Entries from a dataset

+++

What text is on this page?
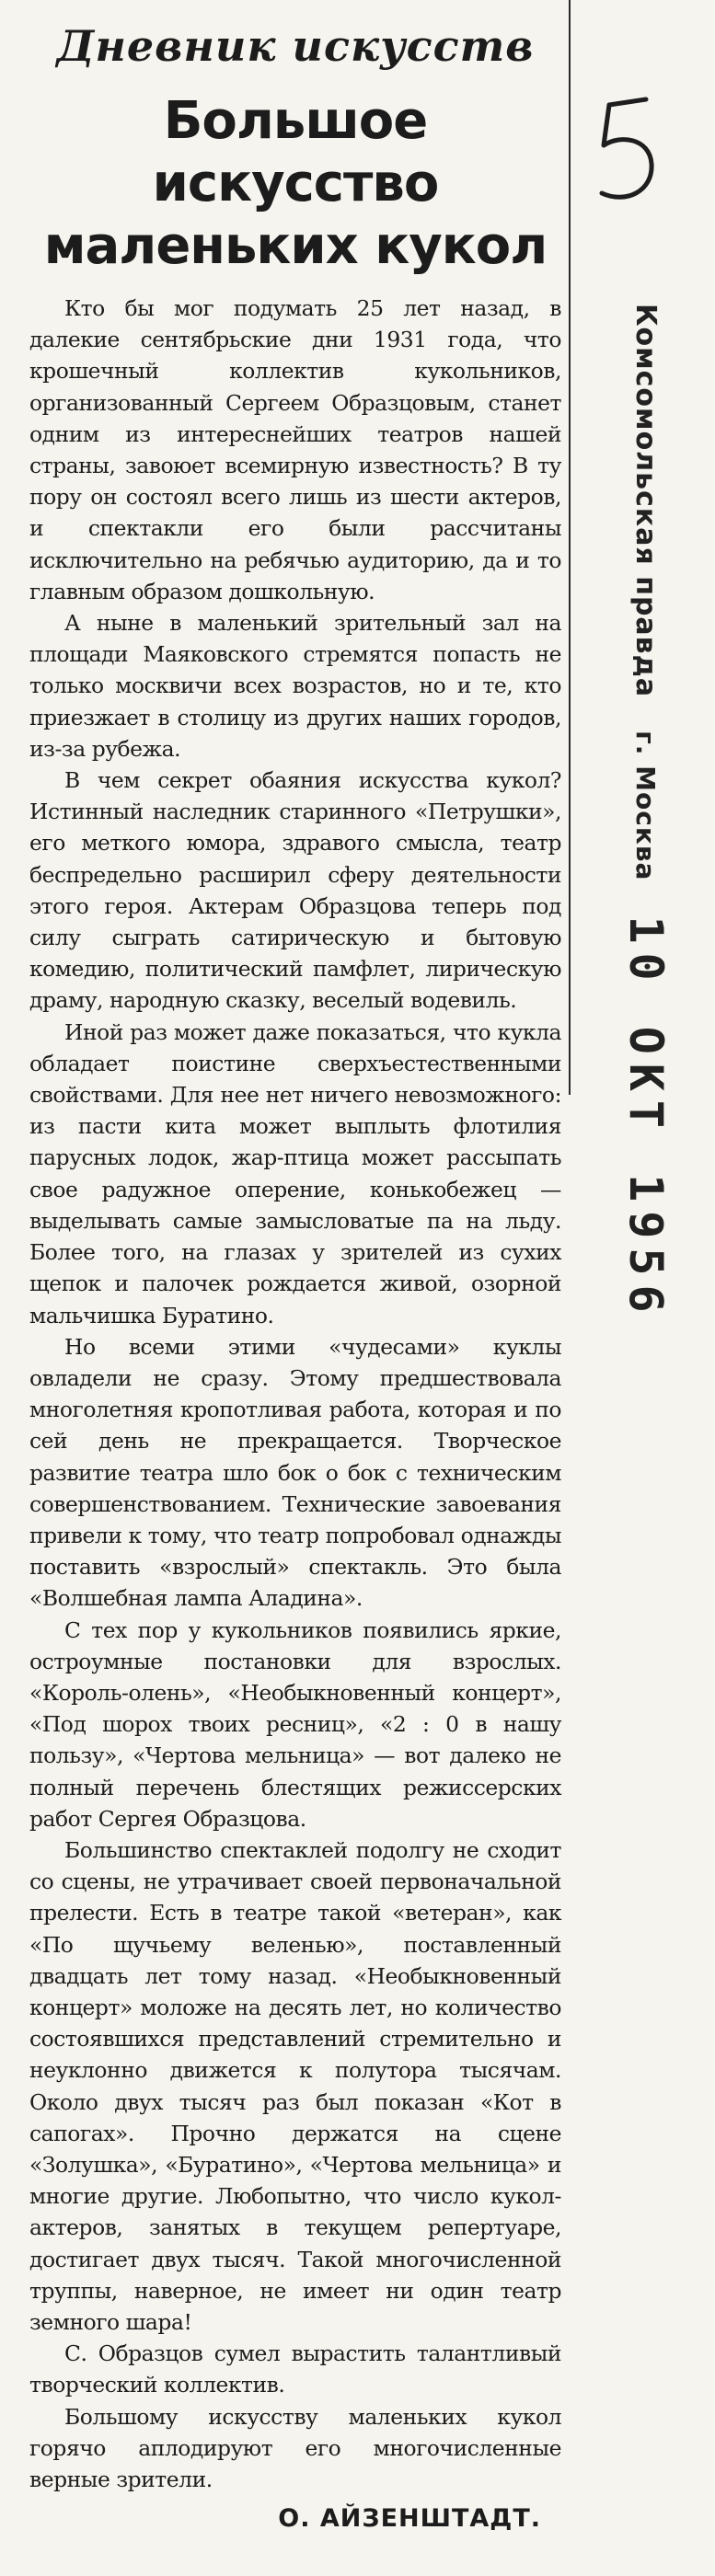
Дневник искусств
Большое искусство
маленьких кукол

Кто бы мог подумать 25 лет назад, в далекие сентябрьские дни 1931 года, что крошечный коллектив кукольников, организованный Сергеем Образцовым, станет одним из интереснейших театров нашей страны, завоюет всемирную известность? В ту пору он состоял всего лишь из шести актеров, и спектакли его были рассчитаны исключительно на ребячью аудиторию, да и то главным образом дошкольную.

А ныне в маленький зрительный зал на площади Маяковского стремятся попасть не только москвичи всех возрастов, но и те, кто приезжает в столицу из других наших городов, из-за рубежа.

В чем секрет обаяния искусства кукол? Истинный наследник старинного «Петрушки», его меткого юмора, здравого смысла, театр беспредельно расширил сферу деятельности этого героя. Актерам Образцова теперь под силу сыграть сатирическую и бытовую комедию, политический памфлет, лирическую драму, народную сказку, веселый водевиль.

Иной раз может даже показаться, что кукла обладает поистине сверхъестественными свойствами. Для нее нет ничего невозможного: из пасти кита может выплыть флотилия парусных лодок, жар-птица может рассыпать свое радужное оперение, конькобежец — выделывать самые замысловатые па на льду. Более того, на глазах у зрителей из сухих щепок и палочек рождается живой, озорной мальчишка Буратино.

Но всеми этими «чудесами» куклы овладели не сразу. Этому предшествовала многолетняя кропотливая работа, которая и по сей день не прекращается. Творческое развитие театра шло бок о бок с техническим совершенствованием. Технические завоевания привели к тому, что театр попробовал однажды поставить «взрослый» спектакль. Это была «Волшебная лампа Аладина».

С тех пор у кукольников появились яркие, остроумные постановки для взрослых. «Король-олень», «Необыкновенный концерт», «Под шорох твоих ресниц», «2 : 0 в нашу пользу», «Чертова мельница» — вот далеко не полный перечень блестящих режиссерских работ Сергея Образцова.

Большинство спектаклей подолгу не сходит со сцены, не утрачивает своей первоначальной прелести. Есть в театре такой «ветеран», как «По щучьему веленью», поставленный двадцать лет тому назад. «Необыкновенный концерт» моложе на десять лет, но количество состоявшихся представлений стремительно и неуклонно движется к полутора тысячам. Около двух тысяч раз был показан «Кот в сапогах». Прочно держатся на сцене «Золушка», «Буратино», «Чертова мельница» и многие другие. Любопытно, что число кукол-актеров, занятых в текущем репертуаре, достигает двух тысяч. Такой многочисленной труппы, наверное, не имеет ни один театр земного шара!

С. Образцов сумел вырастить талантливый творческий коллектив.

Большому искусству маленьких кукол горячо аплодируют его многочисленные верные зрители.

О. АЙЗЕНШТАДТ.
Комсомольская правда
г. Москва
10 ОКТ 1956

+++

Leave out the pictures and output the rest of the material exactly as written.

What text is on this page?
Дневник искусств
Большое искусство
маленьких кукол

Кто бы мог подумать 25 лет назад, в далекие сентябрьские дни 1931 года, что крошечный коллектив кукольников, организованный Сергеем Образцовым, станет одним из интереснейших театров нашей страны, завоюет всемирную известность? В ту пору он состоял всего лишь из шести актеров, и спектакли его были рассчитаны исключительно на ребячью аудиторию, да и то главным образом дошкольную.

А ныне в маленький зрительный зал на площади Маяковского стремятся попасть не только москвичи всех возрастов, но и те, кто приезжает в столицу из других наших городов, из-за рубежа.

В чем секрет обаяния искусства кукол? Истинный наследник старинного «Петрушки», его меткого юмора, здравого смысла, театр беспредельно расширил сферу деятельности этого героя. Актерам Образцова теперь под силу сыграть сатирическую и бытовую комедию, политический памфлет, лирическую драму, народную сказку, веселый водевиль.

Иной раз может даже показаться, что кукла обладает поистине сверхъестественными свойствами. Для нее нет ничего невозможного: из пасти кита может выплыть флотилия парусных лодок, жар-птица может рассыпать свое радужное оперение, конькобежец — выделывать самые замысловатые па на льду. Более того, на глазах у зрителей из сухих щепок и палочек рождается живой, озорной мальчишка Буратино.

Но всеми этими «чудесами» куклы овладели не сразу. Этому предшествовала многолетняя кропотливая работа, которая и по сей день не прекращается. Творческое развитие театра шло бок о бок с техническим совершенствованием. Технические завоевания привели к тому, что театр попробовал однажды поставить «взрослый» спектакль. Это была «Волшебная лампа Аладина».

С тех пор у кукольников появились яркие, остроумные постановки для взрослых. «Король-олень», «Необыкновенный концерт», «Под шорох твоих ресниц», «2 : 0 в нашу пользу», «Чертова мельница» — вот далеко не полный перечень блестящих режиссерских работ Сергея Образцова.

Большинство спектаклей подолгу не сходит со сцены, не утрачивает своей первоначальной прелести. Есть в театре такой «ветеран», как «По щучьему веленью», поставленный двадцать лет тому назад. «Необыкновенный концерт» моложе на десять лет, но количество состоявшихся представлений стремительно и неуклонно движется к полутора тысячам. Около двух тысяч раз был показан «Кот в сапогах». Прочно держатся на сцене «Золушка», «Буратино», «Чертова мельница» и многие другие. Любопытно, что число кукол-актеров, занятых в текущем репертуаре, достигает двух тысяч. Такой многочисленной труппы, наверное, не имеет ни один театр земного шара!

С. Образцов сумел вырастить талантливый творческий коллектив.

Большому искусству маленьких кукол горячо аплодируют его многочисленные верные зрители.

О. АЙЗЕНШТАДТ.
Комсомольская правда
г. Москва
10 ОКТ 1956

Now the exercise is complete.